(Records from a collection)
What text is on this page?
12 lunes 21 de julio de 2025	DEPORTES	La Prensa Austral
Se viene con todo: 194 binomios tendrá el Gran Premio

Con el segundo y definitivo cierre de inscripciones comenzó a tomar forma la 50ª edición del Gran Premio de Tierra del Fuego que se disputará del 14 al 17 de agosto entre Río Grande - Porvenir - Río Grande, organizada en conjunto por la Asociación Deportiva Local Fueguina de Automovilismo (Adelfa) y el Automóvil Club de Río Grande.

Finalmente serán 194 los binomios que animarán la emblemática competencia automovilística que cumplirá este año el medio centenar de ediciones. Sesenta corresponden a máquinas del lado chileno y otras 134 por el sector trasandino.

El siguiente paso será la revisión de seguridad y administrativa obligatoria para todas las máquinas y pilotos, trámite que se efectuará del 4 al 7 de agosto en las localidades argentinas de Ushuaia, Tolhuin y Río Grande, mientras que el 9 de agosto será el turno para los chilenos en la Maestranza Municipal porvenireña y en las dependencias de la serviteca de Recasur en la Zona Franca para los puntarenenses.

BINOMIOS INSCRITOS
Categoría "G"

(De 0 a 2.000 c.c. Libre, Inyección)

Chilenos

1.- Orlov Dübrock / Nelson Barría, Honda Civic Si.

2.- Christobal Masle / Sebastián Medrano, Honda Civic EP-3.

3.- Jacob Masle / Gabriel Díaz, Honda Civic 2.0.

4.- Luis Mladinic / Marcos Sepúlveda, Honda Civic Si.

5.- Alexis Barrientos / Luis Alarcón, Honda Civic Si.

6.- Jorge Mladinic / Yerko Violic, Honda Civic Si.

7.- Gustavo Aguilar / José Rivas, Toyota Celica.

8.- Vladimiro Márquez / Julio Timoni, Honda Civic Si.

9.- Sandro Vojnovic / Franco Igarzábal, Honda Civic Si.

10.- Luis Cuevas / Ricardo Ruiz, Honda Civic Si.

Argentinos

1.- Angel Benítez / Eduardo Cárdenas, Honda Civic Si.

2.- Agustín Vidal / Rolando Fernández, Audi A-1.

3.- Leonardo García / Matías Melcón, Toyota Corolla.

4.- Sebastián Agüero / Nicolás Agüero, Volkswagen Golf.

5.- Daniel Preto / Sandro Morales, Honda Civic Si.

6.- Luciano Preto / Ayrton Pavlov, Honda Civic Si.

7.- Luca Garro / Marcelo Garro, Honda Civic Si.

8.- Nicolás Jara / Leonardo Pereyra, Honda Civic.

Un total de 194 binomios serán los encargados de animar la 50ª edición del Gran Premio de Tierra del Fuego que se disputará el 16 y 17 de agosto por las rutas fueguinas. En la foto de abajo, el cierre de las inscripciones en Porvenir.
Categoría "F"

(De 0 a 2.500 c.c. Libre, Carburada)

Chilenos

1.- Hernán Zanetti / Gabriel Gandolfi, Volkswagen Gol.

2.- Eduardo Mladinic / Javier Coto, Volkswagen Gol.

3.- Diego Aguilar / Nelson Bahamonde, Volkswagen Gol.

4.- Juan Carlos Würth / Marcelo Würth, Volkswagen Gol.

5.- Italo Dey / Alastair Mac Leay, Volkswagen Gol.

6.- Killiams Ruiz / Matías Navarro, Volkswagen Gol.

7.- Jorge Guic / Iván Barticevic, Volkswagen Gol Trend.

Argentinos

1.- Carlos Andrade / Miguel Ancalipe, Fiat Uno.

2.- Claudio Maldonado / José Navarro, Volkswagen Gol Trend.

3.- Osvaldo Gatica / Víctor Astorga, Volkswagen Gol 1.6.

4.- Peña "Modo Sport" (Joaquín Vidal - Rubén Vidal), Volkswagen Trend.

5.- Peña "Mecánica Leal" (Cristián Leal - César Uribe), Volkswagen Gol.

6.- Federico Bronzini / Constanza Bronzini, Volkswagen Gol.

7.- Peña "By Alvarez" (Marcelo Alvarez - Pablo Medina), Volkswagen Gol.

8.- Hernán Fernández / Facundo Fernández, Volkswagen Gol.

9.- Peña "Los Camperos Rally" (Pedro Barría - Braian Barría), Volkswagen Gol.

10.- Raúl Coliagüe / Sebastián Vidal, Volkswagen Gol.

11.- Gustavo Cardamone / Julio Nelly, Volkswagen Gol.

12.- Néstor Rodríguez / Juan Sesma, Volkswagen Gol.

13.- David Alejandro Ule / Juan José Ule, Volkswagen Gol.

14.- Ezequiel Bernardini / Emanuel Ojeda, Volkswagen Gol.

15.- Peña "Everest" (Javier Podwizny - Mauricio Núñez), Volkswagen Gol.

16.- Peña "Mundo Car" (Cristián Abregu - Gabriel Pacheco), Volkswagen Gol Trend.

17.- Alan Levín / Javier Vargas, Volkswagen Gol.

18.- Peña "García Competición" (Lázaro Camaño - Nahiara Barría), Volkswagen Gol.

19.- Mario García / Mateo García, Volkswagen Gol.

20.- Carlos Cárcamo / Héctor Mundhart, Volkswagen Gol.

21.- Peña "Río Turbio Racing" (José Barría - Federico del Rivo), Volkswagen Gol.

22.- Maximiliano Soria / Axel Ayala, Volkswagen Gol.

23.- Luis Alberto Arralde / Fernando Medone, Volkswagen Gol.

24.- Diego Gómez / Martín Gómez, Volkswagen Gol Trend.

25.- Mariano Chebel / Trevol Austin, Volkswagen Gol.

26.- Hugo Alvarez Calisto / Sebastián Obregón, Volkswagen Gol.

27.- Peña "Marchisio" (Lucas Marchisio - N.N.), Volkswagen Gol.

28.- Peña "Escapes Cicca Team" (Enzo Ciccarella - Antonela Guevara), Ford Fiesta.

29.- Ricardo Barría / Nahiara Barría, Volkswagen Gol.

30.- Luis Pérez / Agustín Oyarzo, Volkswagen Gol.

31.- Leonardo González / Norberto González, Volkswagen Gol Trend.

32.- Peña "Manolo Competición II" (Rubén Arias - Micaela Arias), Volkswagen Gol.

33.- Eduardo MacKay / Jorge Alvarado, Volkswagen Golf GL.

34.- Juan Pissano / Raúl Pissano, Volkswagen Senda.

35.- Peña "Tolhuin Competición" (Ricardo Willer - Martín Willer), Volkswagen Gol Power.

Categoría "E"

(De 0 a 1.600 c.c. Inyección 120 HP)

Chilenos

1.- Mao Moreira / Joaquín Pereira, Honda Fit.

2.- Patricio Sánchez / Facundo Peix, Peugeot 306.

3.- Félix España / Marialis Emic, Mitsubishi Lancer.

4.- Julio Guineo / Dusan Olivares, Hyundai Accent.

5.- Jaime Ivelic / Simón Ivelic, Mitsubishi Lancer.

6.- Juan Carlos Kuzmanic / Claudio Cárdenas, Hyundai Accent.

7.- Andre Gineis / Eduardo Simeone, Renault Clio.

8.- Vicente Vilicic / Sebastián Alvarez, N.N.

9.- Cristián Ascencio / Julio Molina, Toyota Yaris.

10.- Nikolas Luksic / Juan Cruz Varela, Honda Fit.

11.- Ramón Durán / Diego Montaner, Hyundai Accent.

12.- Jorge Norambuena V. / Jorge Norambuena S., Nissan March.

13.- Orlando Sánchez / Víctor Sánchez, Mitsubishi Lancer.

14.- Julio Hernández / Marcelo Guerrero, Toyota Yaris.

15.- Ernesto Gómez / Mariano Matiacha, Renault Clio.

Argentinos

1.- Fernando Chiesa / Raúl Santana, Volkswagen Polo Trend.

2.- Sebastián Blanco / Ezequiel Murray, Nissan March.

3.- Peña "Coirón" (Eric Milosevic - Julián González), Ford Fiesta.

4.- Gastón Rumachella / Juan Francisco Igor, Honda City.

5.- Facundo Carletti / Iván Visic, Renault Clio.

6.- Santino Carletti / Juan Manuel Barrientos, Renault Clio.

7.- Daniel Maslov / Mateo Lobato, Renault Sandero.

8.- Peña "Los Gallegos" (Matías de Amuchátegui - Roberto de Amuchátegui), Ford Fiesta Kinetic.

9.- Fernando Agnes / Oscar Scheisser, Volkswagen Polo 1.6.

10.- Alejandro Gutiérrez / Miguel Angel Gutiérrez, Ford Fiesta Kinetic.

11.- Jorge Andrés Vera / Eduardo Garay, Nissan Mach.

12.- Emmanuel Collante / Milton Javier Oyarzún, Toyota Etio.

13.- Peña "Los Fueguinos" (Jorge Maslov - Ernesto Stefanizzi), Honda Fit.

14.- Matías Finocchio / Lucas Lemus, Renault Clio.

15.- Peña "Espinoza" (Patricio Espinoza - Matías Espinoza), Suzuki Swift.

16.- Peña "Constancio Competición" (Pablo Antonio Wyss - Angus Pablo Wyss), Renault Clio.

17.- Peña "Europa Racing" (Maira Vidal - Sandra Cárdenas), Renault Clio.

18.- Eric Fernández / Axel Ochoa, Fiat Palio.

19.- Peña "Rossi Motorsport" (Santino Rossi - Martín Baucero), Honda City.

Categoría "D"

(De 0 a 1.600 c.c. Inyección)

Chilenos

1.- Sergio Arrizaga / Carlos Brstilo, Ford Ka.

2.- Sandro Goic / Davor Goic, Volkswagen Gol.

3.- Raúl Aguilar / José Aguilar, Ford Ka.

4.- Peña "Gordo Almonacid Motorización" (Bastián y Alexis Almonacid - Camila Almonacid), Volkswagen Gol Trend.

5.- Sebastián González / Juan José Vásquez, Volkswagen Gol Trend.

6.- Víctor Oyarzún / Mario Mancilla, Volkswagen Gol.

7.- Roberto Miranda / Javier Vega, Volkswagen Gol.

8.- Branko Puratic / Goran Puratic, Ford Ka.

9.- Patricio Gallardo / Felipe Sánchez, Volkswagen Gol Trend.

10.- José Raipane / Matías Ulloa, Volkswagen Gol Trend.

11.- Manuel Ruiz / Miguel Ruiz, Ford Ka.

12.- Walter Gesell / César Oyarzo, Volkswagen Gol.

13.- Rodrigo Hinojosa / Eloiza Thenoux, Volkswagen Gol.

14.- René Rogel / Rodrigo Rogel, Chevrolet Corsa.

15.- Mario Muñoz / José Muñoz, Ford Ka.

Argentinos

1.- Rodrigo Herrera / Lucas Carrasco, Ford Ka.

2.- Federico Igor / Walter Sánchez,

> **Aim of the exercise**:
From the data above, copy each line that has the string "Rubén".

> **Output for this task**:
4.- Peña "Modo Sport" (Joaquín Vidal - Rubén Vidal), Volkswagen Trend.
32.- Peña "Manolo Competición II" (Rubén Arias - Micaela Arias), Volkswagen Gol.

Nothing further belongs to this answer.